TEXTAUSZUG:
"""

Wie Wohnen zur profitablen Ware wurde
Die Finanzialisierung des Immobilienmarktes als Reaktion auf die Krise der industriellen Massenproduktion
Von Andrej Holm
Die Erträge aus der Wohnungsvermietung lagen in den letzten Jahren in Deutschland bei etwa 150 Milliarden Euro pro Jahr. Der jährliche Umsatz beim Handel mit Wohnimmobilien überschritt in den vergangenen Jahren sogar regelmäßig die 200-Milliarden-Euro-Marke. Weil immer höhere Geldbeträge im Wohnungsmarkt zirkulieren, ist der Wohnungssektor in den letzten Dekaden zu einem attraktiven Geschäftsfeld für institutionelle Investoren geworden. Wenn Wohnen zu einem Anlageprodukt wird, ist oft von der „Finanzialisierung“ der Wohnungsversorgung die Rede. Doch was ist damit eigentlich gemeint?
Spätestens seit der Jahrtausendwende entkoppelten sich die Umsätze des Finanzmarktes von der Realwirtschaft. Der Wert des in Fonds, Aktienkursen und Derivaten zirkulierenden Geldvermögens überstieg den der tatsächlich produzierten Waren und geleisteten Dienstleistungen mittlerweile um ein Mehrfaches. 2020 lag der Gesamtumsatz des globalen Finanzmarktes bei über 820 Billionen US-Dollar, die weltweite Summe aller Bruttoinlandsprodukte bei 86 Billionen US-Dollar.
Aus der Perspektive der kritischen Ökonomie ist die Expansion des Finanzmarktes eine Reaktion auf die Krisen des fordistisch (auf industrielle Massenproduktion orientierten) geprägten Wirtschaftsmodells seit den 1970er Jahren. Weil in diesem Bereich nur noch kleine Renditen realisiert werden konnten, wurde das Geld verstärkt in Finanzmarktprodukte investiert, die höhere Gewinne versprachen.

"""

KURZE AUFGABE A: Wie hoch war laut Textauszug der Gesamtumsatz des globalen Finanzmarktes im Jahr 2020?

GEGEBENE DATEN:
"""

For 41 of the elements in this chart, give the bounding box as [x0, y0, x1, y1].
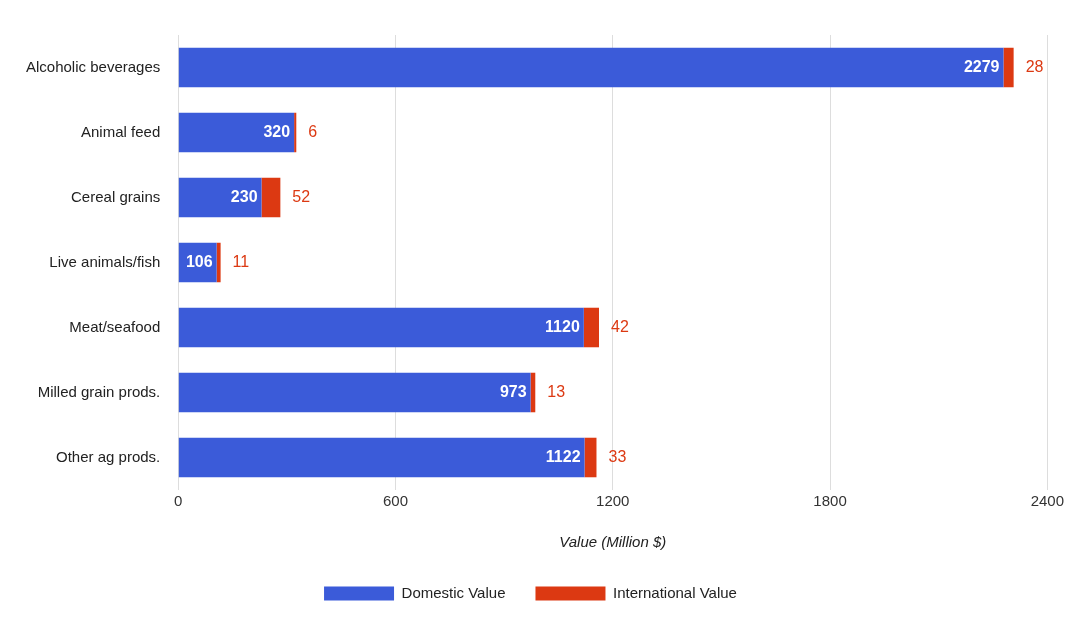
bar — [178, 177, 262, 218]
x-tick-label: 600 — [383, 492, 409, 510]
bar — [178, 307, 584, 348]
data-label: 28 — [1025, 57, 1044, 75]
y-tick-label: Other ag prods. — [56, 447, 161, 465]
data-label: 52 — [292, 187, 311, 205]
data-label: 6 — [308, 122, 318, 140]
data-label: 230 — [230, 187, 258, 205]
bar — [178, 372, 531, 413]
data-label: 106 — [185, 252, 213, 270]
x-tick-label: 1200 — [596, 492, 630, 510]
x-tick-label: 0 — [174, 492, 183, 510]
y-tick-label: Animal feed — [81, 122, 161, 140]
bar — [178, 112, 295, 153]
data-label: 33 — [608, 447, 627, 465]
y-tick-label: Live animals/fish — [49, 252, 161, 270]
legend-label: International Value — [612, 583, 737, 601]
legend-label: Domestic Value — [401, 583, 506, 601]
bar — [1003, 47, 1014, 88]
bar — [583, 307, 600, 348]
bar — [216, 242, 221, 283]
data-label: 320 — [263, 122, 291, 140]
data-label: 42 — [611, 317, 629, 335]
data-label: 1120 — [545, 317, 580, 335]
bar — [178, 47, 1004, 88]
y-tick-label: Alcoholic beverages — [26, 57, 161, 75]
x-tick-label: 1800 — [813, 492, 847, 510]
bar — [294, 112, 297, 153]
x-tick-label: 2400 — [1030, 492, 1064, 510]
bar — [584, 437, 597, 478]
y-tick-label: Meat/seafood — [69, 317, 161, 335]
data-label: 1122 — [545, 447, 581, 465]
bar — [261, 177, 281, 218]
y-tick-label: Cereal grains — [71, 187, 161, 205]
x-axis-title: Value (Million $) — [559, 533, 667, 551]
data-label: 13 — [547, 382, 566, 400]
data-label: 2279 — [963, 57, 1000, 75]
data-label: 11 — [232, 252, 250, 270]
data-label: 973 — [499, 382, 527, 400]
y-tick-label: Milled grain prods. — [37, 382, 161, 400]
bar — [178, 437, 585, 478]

"""

KURZE AUFGABE B: Übertrage bitte die Zeilen der Datensätze von der Zeile mit „bar — [178, 177, 262, 218]“ bis zur Zeile mit „legend-label: Domestic Value“, beide eingeschlossen, in eine Markdown-Tabelle mit den Spalten „Nr.“ und „Zeile“. Leerzeilen fallen weg.

LÖSUNG A: Über 820 Billionen US-Dollar.

LÖSUNG B:
| Nr. | Zeile |
|---|---|
| 1 | bar — [178, 177, 262, 218] |
| 2 | x-tick-label: 600 — [383, 492, 409, 510] |
| 3 | bar — [178, 307, 584, 348] |
| 4 | data-label: 28 — [1025, 57, 1044, 75] |
| 5 | y-tick-label: Other ag prods. — [56, 447, 161, 465] |
| 6 | data-label: 52 — [292, 187, 311, 205] |
| 7 | data-label: 6 — [308, 122, 318, 140] |
| 8 | data-label: 230 — [230, 187, 258, 205] |
| 9 | bar — [178, 372, 531, 413] |
| 10 | data-label: 106 — [185, 252, 213, 270] |
| 11 | x-tick-label: 1200 — [596, 492, 630, 510] |
| 12 | x-tick-label: 0 — [174, 492, 183, 510] |
| 13 | y-tick-label: Animal feed — [81, 122, 161, 140] |
| 14 | bar — [178, 112, 295, 153] |
| 15 | data-label: 33 — [608, 447, 627, 465] |
| 16 | y-tick-label: Live animals/fish — [49, 252, 161, 270] |
| 17 | legend-label: International Value — [612, 583, 737, 601] |
| 18 | legend-label: Domestic Value — [401, 583, 506, 601] |